[Records]
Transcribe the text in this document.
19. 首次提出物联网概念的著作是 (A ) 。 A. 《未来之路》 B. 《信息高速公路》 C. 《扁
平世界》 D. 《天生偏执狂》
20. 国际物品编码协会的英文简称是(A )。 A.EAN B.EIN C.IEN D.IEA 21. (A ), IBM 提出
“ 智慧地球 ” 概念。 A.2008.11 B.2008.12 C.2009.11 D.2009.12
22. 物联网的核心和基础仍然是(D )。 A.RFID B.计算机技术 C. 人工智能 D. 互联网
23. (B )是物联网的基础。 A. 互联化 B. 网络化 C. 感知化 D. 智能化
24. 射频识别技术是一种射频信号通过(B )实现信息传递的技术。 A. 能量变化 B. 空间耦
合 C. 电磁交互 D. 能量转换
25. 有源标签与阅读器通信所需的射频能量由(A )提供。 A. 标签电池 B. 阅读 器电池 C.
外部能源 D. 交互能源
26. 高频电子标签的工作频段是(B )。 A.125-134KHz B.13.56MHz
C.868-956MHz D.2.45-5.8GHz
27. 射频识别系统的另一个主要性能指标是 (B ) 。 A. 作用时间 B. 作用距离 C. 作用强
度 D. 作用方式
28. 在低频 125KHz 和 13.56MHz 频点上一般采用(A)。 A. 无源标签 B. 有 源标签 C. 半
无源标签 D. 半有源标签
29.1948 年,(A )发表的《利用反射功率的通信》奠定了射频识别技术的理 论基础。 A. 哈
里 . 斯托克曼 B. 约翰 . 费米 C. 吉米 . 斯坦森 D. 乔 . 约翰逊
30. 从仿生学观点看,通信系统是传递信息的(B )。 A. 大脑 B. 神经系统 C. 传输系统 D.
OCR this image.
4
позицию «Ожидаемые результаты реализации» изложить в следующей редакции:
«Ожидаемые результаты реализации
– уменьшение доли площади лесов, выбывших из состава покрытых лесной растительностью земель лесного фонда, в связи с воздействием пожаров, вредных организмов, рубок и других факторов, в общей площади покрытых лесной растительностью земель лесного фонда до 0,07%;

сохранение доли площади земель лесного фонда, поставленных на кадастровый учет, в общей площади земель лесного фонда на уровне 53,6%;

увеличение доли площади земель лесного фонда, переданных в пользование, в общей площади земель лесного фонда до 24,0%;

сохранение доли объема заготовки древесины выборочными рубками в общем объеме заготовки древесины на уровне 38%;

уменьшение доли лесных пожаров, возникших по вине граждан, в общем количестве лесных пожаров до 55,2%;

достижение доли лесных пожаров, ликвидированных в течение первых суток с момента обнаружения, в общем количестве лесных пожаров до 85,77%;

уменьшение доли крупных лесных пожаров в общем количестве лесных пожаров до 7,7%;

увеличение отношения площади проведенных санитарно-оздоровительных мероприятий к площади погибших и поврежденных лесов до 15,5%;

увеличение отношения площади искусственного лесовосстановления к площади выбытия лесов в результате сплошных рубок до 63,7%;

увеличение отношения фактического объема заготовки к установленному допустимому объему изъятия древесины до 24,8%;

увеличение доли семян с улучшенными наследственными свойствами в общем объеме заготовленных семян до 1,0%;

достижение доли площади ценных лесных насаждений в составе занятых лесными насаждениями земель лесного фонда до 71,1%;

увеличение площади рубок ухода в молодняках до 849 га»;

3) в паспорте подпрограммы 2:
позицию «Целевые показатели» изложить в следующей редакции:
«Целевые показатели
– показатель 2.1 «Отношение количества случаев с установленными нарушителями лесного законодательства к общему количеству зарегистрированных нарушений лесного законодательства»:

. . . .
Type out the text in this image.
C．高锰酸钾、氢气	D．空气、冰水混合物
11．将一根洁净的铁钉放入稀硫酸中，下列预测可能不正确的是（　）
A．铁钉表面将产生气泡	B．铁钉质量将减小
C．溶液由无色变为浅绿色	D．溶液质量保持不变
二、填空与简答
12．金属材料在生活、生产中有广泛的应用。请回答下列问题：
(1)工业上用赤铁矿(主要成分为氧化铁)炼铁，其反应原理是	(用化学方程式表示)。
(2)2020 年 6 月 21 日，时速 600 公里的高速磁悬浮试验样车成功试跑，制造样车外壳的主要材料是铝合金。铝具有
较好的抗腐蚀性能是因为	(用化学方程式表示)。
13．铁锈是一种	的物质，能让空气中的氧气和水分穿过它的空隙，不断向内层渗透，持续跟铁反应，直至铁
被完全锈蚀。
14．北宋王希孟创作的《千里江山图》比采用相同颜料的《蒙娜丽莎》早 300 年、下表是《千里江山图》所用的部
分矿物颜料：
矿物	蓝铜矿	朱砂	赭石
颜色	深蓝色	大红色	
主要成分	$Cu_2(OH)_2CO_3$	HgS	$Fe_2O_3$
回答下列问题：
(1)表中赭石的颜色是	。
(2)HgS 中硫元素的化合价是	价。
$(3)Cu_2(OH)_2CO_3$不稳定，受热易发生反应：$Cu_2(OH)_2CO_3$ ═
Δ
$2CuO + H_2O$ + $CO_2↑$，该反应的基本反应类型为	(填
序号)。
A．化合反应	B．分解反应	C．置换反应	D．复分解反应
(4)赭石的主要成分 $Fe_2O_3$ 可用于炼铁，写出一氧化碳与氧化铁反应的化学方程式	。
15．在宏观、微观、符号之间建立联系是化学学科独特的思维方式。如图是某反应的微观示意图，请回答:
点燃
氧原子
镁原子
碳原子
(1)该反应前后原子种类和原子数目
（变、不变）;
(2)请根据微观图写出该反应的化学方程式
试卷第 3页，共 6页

* JOB *
All of the material above needs to be retyped word for word.

* CORRECT ANSWER *
Transcribe the text in this document.
19. 首次提出物联网概念的著作是 (A ) 。 A. 《未来之路》 B. 《信息高速公路》 C. 《扁
平世界》 D. 《天生偏执狂》
20. 国际物品编码协会的英文简称是(A )。 A.EAN B.EIN C.IEN D.IEA 21. (A ), IBM 提出
“ 智慧地球 ” 概念。 A.2008.11 B.2008.12 C.2009.11 D.2009.12
22. 物联网的核心和基础仍然是(D )。 A.RFID B.计算机技术 C. 人工智能 D. 互联网
23. (B )是物联网的基础。 A. 互联化 B. 网络化 C. 感知化 D. 智能化
24. 射频识别技术是一种射频信号通过(B )实现信息传递的技术。 A. 能量变化 B. 空间耦
合 C. 电磁交互 D. 能量转换
25. 有源标签与阅读器通信所需的射频能量由(A )提供。 A. 标签电池 B. 阅读 器电池 C.
外部能源 D. 交互能源
26. 高频电子标签的工作频段是(B )。 A.125-134KHz B.13.56MHz
C.868-956MHz D.2.45-5.8GHz
27. 射频识别系统的另一个主要性能指标是 (B ) 。 A. 作用时间 B. 作用距离 C. 作用强
度 D. 作用方式
28. 在低频 125KHz 和 13.56MHz 频点上一般采用(A)。 A. 无源标签 B. 有 源标签 C. 半
无源标签 D. 半有源标签
29.1948 年,(A )发表的《利用反射功率的通信》奠定了射频识别技术的理 论基础。 A. 哈
里 . 斯托克曼 B. 约翰 . 费米 C. 吉米 . 斯坦森 D. 乔 . 约翰逊
30. 从仿生学观点看,通信系统是传递信息的(B )。 A. 大脑 B. 神经系统 C. 传输系统 D.
OCR this image.
4
позицию «Ожидаемые результаты реализации» изложить в следующей редакции:
«Ожидаемые результаты реализации
– уменьшение доли площади лесов, выбывших из состава покрытых лесной растительностью земель лесного фонда, в связи с воздействием пожаров, вредных организмов, рубок и других факторов, в общей площади покрытых лесной растительностью земель лесного фонда до 0,07%;

сохранение доли площади земель лесного фонда, поставленных на кадастровый учет, в общей площади земель лесного фонда на уровне 53,6%;

увеличение доли площади земель лесного фонда, переданных в пользование, в общей площади земель лесного фонда до 24,0%;

сохранение доли объема заготовки древесины выборочными рубками в общем объеме заготовки древесины на уровне 38%;

уменьшение доли лесных пожаров, возникших по вине граждан, в общем количестве лесных пожаров до 55,2%;

достижение доли лесных пожаров, ликвидированных в течение первых суток с момента обнаружения, в общем количестве лесных пожаров до 85,77%;

уменьшение доли крупных лесных пожаров в общем количестве лесных пожаров до 7,7%;

увеличение отношения площади проведенных санитарно-оздоровительных мероприятий к площади погибших и поврежденных лесов до 15,5%;

увеличение отношения площади искусственного лесовосстановления к площади выбытия лесов в результате сплошных рубок до 63,7%;

увеличение отношения фактического объема заготовки к установленному допустимому объему изъятия древесины до 24,8%;

увеличение доли семян с улучшенными наследственными свойствами в общем объеме заготовленных семян до 1,0%;

достижение доли площади ценных лесных насаждений в составе занятых лесными насаждениями земель лесного фонда до 71,1%;

увеличение площади рубок ухода в молодняках до 849 га»;

3) в паспорте подпрограммы 2:
позицию «Целевые показатели» изложить в следующей редакции:
«Целевые показатели
– показатель 2.1 «Отношение количества случаев с установленными нарушителями лесного законодательства к общему количеству зарегистрированных нарушений лесного законодательства»:

. . . .
Type out the text in this image.
C．高锰酸钾、氢气	D．空气、冰水混合物
11．将一根洁净的铁钉放入稀硫酸中，下列预测可能不正确的是（　）
A．铁钉表面将产生气泡	B．铁钉质量将减小
C．溶液由无色变为浅绿色	D．溶液质量保持不变
二、填空与简答
12．金属材料在生活、生产中有广泛的应用。请回答下列问题：
(1)工业上用赤铁矿(主要成分为氧化铁)炼铁，其反应原理是	(用化学方程式表示)。
(2)2020 年 6 月 21 日，时速 600 公里的高速磁悬浮试验样车成功试跑，制造样车外壳的主要材料是铝合金。铝具有
较好的抗腐蚀性能是因为	(用化学方程式表示)。
13．铁锈是一种	的物质，能让空气中的氧气和水分穿过它的空隙，不断向内层渗透，持续跟铁反应，直至铁
被完全锈蚀。
14．北宋王希孟创作的《千里江山图》比采用相同颜料的《蒙娜丽莎》早 300 年、下表是《千里江山图》所用的部
分矿物颜料：
矿物	蓝铜矿	朱砂	赭石
颜色	深蓝色	大红色	
主要成分	$Cu_2(OH)_2CO_3$	HgS	$Fe_2O_3$
回答下列问题：
(1)表中赭石的颜色是	。
(2)HgS 中硫元素的化合价是	价。
$(3)Cu_2(OH)_2CO_3$不稳定，受热易发生反应：$Cu_2(OH)_2CO_3$ ═
Δ
$2CuO + H_2O$ + $CO_2↑$，该反应的基本反应类型为	(填
序号)。
A．化合反应	B．分解反应	C．置换反应	D．复分解反应
(4)赭石的主要成分 $Fe_2O_3$ 可用于炼铁，写出一氧化碳与氧化铁反应的化学方程式	。
15．在宏观、微观、符号之间建立联系是化学学科独特的思维方式。如图是某反应的微观示意图，请回答:
点燃
氧原子
镁原子
碳原子
(1)该反应前后原子种类和原子数目
（变、不变）;
(2)请根据微观图写出该反应的化学方程式
试卷第 3页，共 6页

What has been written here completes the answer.